◆ GOAL OF THE EXERCISE: Copy every line that contains the string "Umlagen" from the entries below.

Stored items from a collection
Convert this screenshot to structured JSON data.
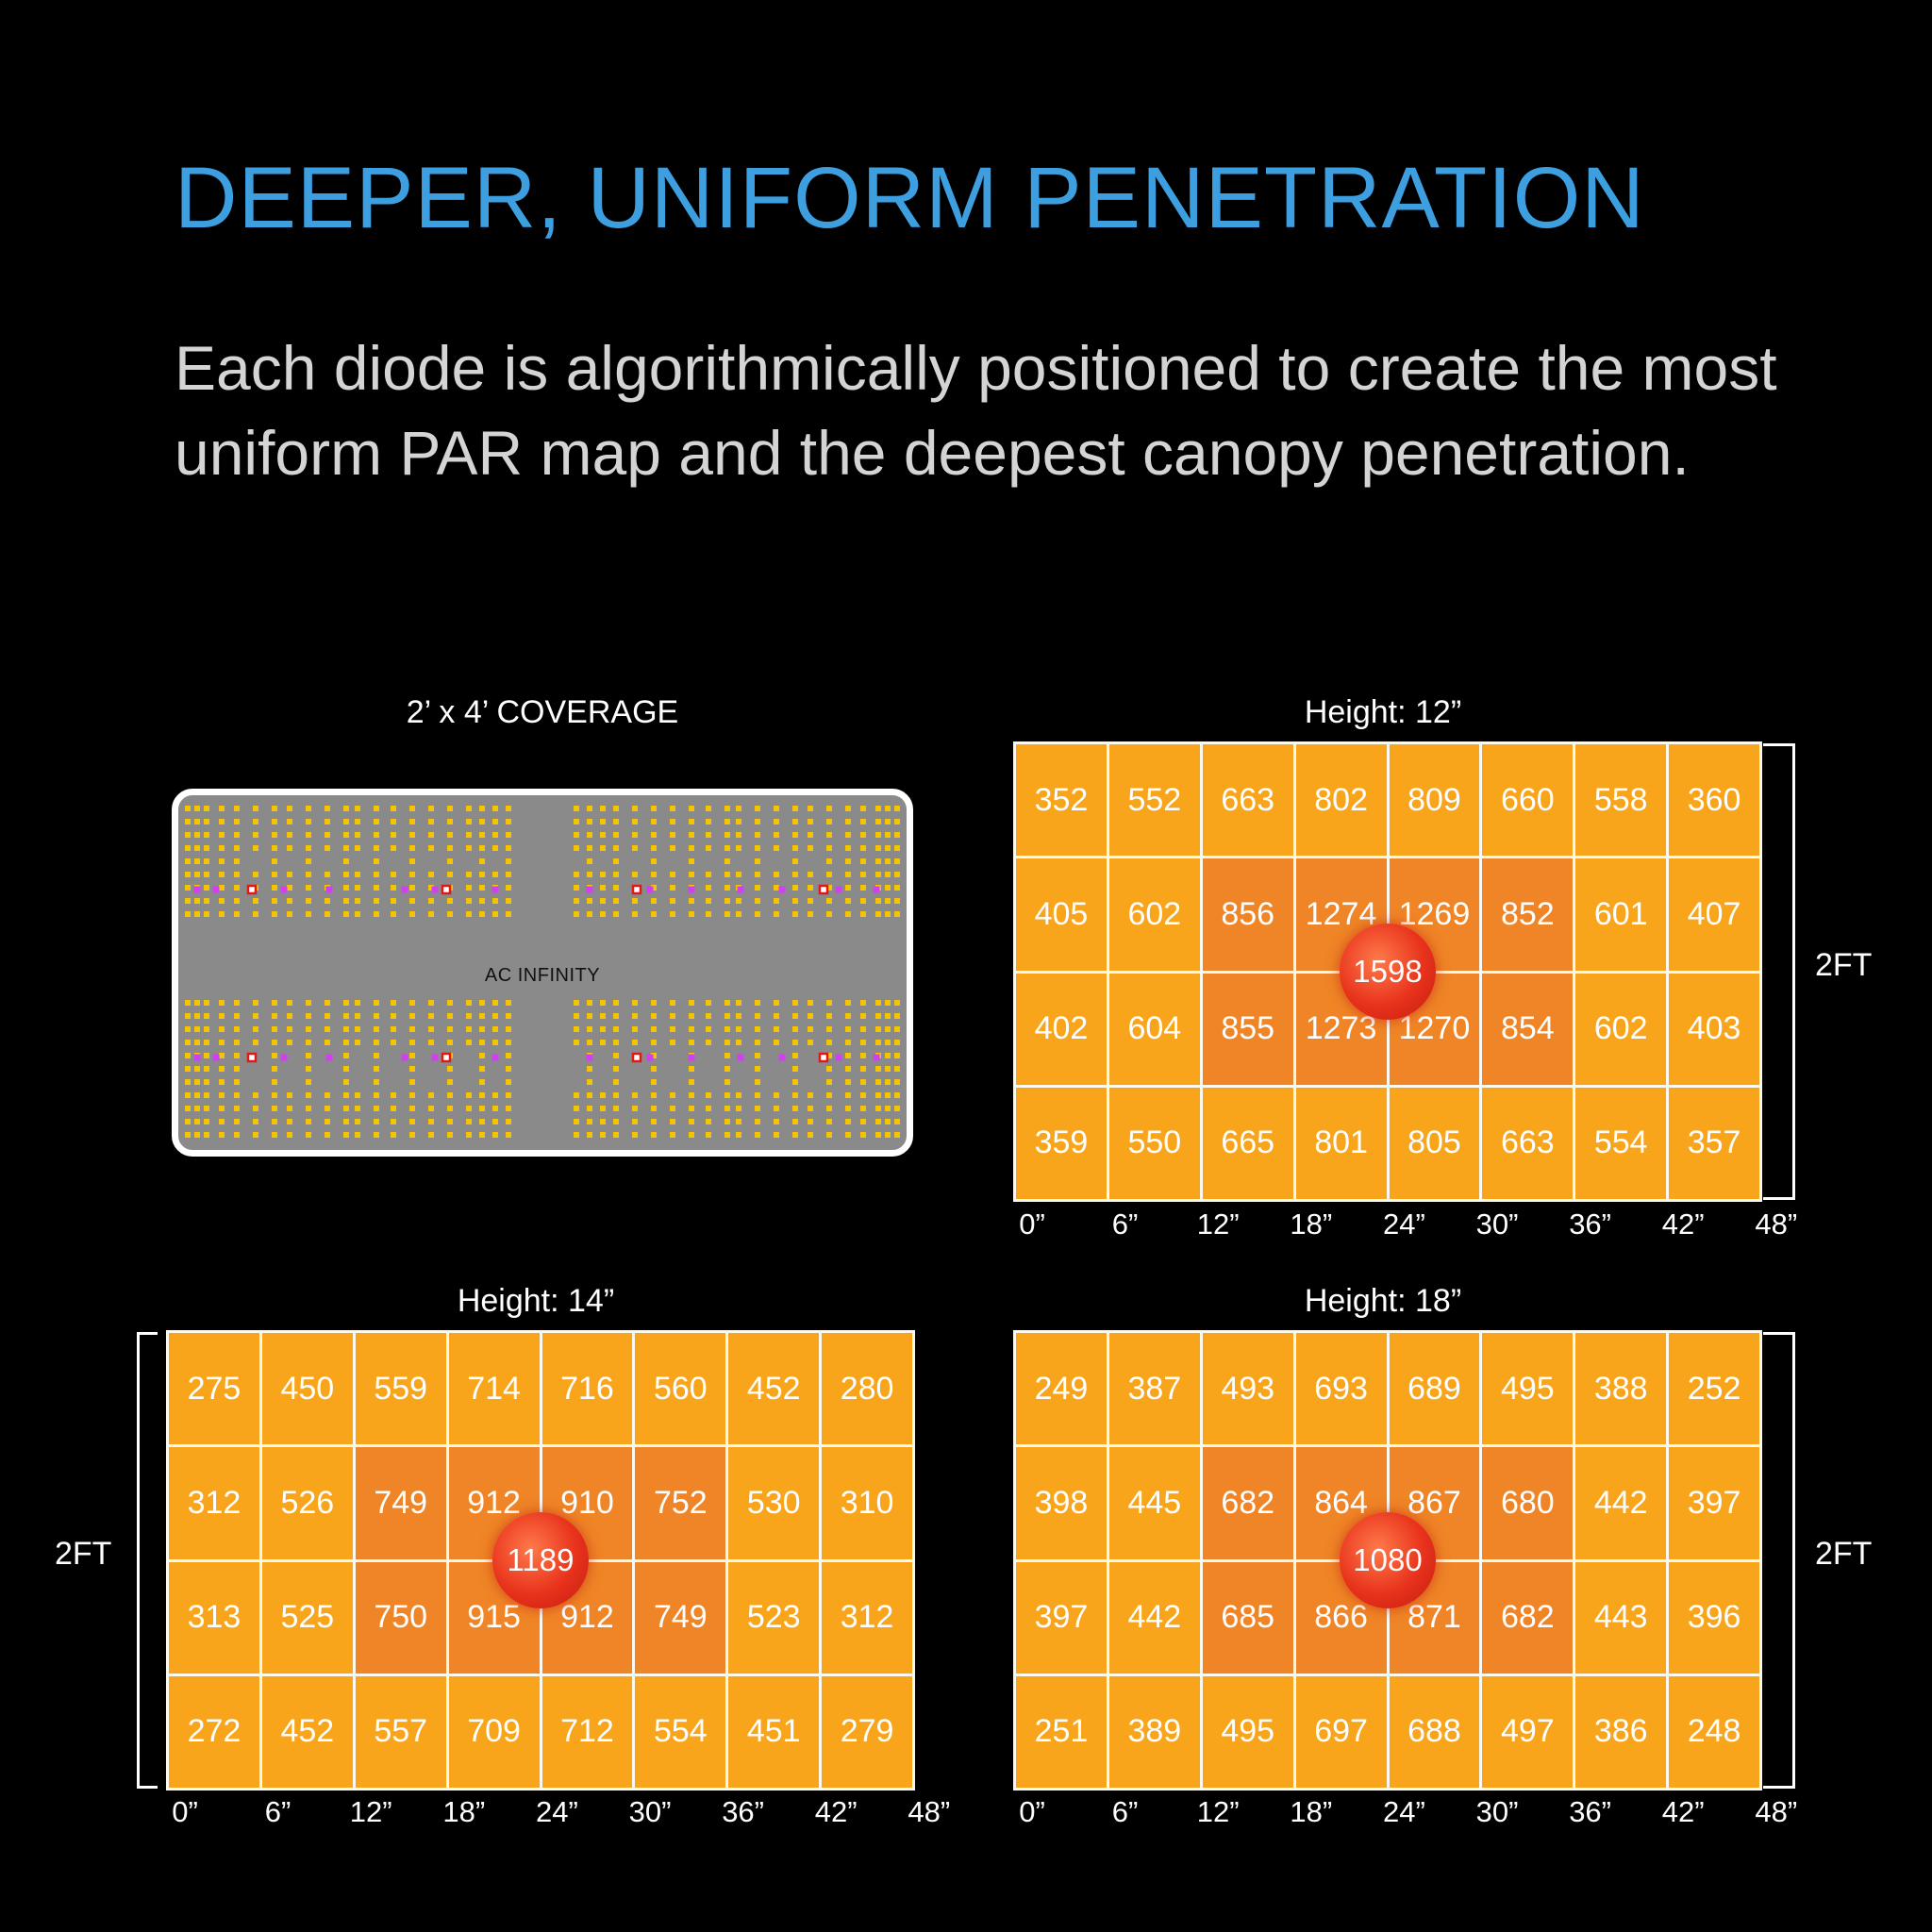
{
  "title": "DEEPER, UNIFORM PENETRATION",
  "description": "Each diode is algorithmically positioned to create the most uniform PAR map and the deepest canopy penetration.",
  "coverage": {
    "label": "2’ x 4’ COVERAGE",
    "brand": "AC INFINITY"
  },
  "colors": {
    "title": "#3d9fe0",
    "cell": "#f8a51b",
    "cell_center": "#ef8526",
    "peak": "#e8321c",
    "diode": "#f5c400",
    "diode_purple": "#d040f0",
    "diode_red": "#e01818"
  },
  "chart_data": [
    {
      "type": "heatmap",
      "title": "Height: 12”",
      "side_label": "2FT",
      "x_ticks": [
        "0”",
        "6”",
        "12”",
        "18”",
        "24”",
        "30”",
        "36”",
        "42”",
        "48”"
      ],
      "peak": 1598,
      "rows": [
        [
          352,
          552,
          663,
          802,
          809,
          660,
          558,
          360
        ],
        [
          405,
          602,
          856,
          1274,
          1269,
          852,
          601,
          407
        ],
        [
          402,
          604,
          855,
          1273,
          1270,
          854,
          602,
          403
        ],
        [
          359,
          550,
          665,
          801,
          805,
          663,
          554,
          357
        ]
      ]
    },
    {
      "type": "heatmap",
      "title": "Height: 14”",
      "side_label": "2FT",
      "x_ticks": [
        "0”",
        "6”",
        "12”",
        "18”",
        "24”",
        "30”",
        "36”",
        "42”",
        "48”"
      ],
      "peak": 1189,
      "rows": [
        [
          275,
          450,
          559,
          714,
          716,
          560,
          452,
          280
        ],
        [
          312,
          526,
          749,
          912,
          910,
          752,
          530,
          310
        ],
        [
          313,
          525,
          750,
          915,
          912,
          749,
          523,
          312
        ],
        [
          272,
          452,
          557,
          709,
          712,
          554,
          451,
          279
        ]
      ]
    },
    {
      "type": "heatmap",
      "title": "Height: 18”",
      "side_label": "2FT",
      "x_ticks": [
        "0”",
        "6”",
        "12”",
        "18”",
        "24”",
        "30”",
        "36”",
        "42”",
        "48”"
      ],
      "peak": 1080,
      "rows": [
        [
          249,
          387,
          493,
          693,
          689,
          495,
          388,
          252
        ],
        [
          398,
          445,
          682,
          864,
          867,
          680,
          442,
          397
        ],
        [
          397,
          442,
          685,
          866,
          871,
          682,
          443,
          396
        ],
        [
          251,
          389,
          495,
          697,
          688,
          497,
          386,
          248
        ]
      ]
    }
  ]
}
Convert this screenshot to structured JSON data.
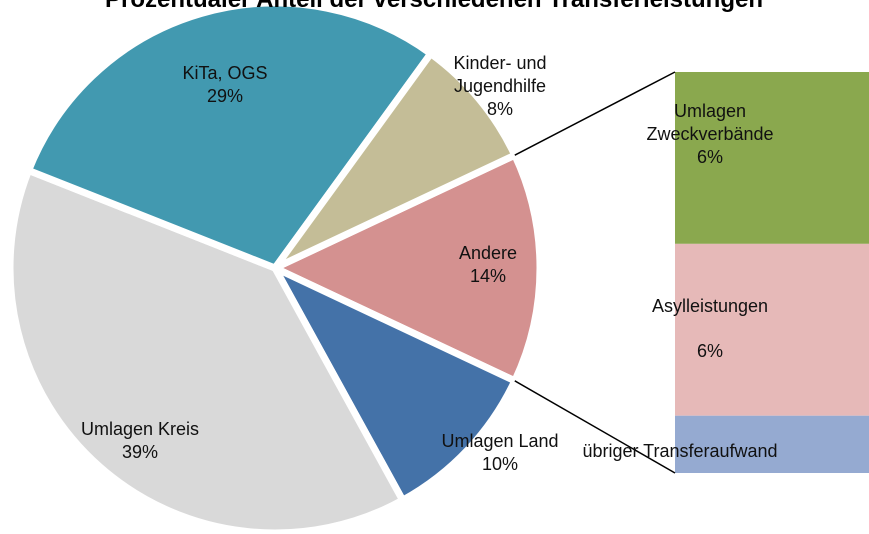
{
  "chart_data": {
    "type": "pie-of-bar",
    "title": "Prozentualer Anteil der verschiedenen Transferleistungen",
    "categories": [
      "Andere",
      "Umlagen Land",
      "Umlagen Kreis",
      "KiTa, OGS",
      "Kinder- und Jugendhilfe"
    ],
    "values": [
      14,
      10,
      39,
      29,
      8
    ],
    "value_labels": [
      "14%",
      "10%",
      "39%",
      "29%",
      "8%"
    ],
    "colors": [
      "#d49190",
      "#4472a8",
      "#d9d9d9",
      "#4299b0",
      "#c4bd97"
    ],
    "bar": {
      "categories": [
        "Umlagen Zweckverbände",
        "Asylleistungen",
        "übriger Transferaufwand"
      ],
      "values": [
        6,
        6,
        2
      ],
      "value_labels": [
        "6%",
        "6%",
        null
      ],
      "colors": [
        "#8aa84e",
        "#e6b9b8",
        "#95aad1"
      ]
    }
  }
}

◆ EXPECTED OUTPUT:
      "Umlagen Land",
      "Umlagen Kreis",
        "Umlagen Zweckverbände",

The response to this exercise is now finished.